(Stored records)
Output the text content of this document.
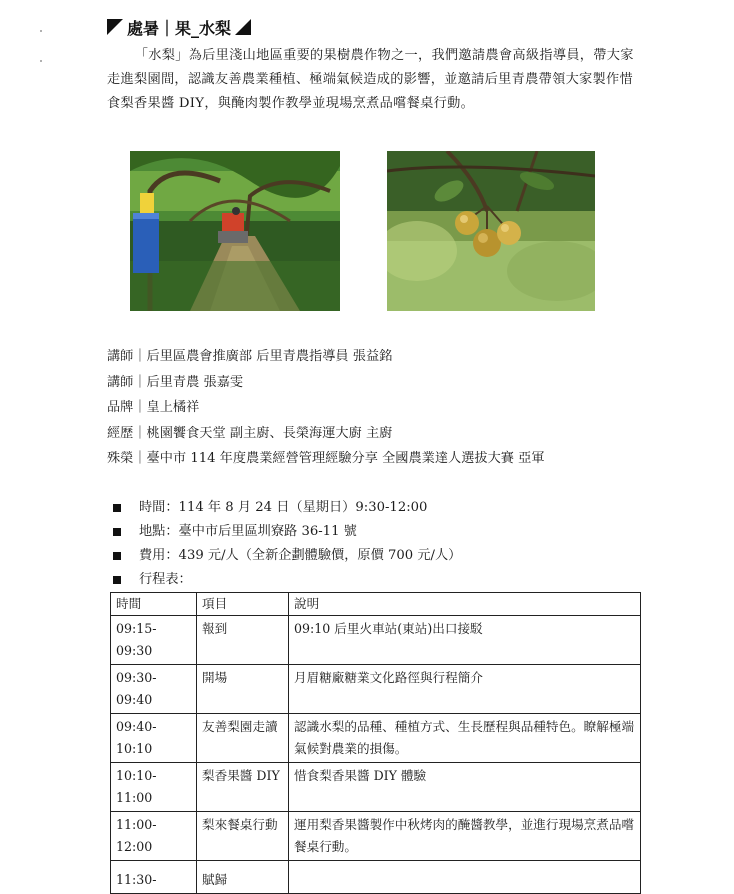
處暑｜果_水梨
「水梨」為后里淺山地區重要的果樹農作物之一，我們邀請農會高級指導員，帶大家走進梨園間，認識友善農業種植、極端氣候造成的影響，並邀請后里青農帶領大家製作惜食梨香果醬 DIY，與醃肉製作教學並現場烹煮品嚐餐桌行動。
講師｜后里區農會推廣部 后里青農指導員 張益銘
講師｜后里青農 張嘉雯
品牌｜皇上橘祥
經歷｜桃園饗食天堂 副主廚、長榮海運大廚 主廚
殊榮｜臺中市 114 年度農業經營管理經驗分享 全國農業達人選拔大賽 亞軍
時間：114 年 8 月 24 日（星期日）9:30-12:00
地點：臺中市后里區圳寮路 36-11 號
費用：439 元/人（全新企劃體驗價，原價 700 元/人）
行程表：
時間	項目	說明
09:15-09:30	報到	09:10 后里火車站(東站)出口接駁
09:30-09:40	開場	月眉糖廠糖業文化路徑與行程簡介
09:40-10:10	友善梨園走讀	認識水梨的品種、種植方式、生長歷程與品種特色。瞭解極端氣候對農業的損傷。
10:10-11:00	梨香果醬 DIY	惜食梨香果醬 DIY 體驗
11:00-12:00	梨來餐桌行動	運用梨香果醬製作中秋烤肉的醃醬教學，並進行現場烹煮品嚐餐桌行動。
11:30-	賦歸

WHAT IS REQUIRED >>
Copy the records exactly as they appear, excluding images.

ANSWER TO THE PROBLEM >>
Output the text content of this document.
處暑｜果_水梨
「水梨」為后里淺山地區重要的果樹農作物之一，我們邀請農會高級指導員，帶大家走進梨園間，認識友善農業種植、極端氣候造成的影響，並邀請后里青農帶領大家製作惜食梨香果醬 DIY，與醃肉製作教學並現場烹煮品嚐餐桌行動。
講師｜后里區農會推廣部 后里青農指導員 張益銘
講師｜后里青農 張嘉雯
品牌｜皇上橘祥
經歷｜桃園饗食天堂 副主廚、長榮海運大廚 主廚
殊榮｜臺中市 114 年度農業經營管理經驗分享 全國農業達人選拔大賽 亞軍
時間：114 年 8 月 24 日（星期日）9:30-12:00
地點：臺中市后里區圳寮路 36-11 號
費用：439 元/人（全新企劃體驗價，原價 700 元/人）
行程表：
時間	項目	說明
09:15-09:30	報到	09:10 后里火車站(東站)出口接駁
09:30-09:40	開場	月眉糖廠糖業文化路徑與行程簡介
09:40-10:10	友善梨園走讀	認識水梨的品種、種植方式、生長歷程與品種特色。瞭解極端氣候對農業的損傷。
10:10-11:00	梨香果醬 DIY	惜食梨香果醬 DIY 體驗
11:00-12:00	梨來餐桌行動	運用梨香果醬製作中秋烤肉的醃醬教學，並進行現場烹煮品嚐餐桌行動。
11:30-	賦歸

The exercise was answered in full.